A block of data
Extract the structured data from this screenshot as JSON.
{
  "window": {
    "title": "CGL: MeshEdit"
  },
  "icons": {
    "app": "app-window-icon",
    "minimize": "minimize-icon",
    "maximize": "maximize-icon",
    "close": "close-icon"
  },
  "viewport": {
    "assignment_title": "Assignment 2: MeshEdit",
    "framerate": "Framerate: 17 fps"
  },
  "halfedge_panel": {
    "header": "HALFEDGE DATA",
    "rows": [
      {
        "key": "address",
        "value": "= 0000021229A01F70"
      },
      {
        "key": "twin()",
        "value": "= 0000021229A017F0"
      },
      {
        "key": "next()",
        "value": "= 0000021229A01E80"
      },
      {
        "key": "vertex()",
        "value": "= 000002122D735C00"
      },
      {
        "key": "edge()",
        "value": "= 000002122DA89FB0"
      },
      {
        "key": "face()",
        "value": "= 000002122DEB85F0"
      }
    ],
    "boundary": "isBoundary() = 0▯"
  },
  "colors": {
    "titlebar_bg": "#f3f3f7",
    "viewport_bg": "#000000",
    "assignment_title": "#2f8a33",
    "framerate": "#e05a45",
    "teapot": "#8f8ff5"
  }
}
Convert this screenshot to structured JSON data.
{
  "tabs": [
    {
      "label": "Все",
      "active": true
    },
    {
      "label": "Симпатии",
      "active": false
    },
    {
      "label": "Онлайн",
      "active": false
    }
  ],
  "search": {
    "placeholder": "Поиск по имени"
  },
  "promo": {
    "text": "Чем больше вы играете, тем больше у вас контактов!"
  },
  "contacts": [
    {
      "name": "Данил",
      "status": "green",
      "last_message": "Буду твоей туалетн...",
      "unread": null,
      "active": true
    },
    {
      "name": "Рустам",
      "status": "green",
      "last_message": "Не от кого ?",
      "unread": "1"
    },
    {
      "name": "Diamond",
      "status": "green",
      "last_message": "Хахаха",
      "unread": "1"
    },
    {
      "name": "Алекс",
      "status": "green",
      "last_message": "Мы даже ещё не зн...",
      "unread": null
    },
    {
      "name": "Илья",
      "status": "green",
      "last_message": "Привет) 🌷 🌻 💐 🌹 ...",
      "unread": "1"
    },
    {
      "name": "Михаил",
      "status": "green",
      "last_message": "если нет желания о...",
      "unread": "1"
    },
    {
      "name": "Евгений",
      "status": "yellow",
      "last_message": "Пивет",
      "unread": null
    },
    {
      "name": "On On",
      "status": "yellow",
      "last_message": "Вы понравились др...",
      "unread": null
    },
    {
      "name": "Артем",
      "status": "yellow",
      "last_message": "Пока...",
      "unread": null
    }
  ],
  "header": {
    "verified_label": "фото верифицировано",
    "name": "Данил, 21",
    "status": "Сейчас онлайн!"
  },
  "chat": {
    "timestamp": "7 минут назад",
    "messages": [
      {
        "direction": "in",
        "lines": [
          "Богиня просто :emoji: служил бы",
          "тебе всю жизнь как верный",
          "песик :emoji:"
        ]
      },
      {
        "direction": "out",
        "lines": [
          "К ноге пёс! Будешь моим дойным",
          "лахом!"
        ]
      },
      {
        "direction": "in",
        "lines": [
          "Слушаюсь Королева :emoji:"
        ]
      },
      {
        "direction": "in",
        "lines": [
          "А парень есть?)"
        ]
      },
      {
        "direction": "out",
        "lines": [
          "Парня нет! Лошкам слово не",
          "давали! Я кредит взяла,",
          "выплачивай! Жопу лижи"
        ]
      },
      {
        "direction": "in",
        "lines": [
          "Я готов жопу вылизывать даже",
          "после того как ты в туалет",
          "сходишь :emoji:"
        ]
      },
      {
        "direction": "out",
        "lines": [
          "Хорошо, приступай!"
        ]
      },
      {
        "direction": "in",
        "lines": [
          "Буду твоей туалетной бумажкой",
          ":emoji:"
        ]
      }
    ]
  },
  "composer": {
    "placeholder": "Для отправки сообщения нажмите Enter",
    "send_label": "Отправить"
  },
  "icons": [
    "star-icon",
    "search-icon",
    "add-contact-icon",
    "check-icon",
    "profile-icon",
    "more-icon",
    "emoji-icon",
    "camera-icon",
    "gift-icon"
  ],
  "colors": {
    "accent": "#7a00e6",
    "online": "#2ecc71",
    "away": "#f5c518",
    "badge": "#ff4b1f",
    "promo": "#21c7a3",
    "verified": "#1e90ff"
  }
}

> _Exercise goal_: Work through the records above line by line and count those that hold the string "name". Give only the result.

> _Problem solution_: 10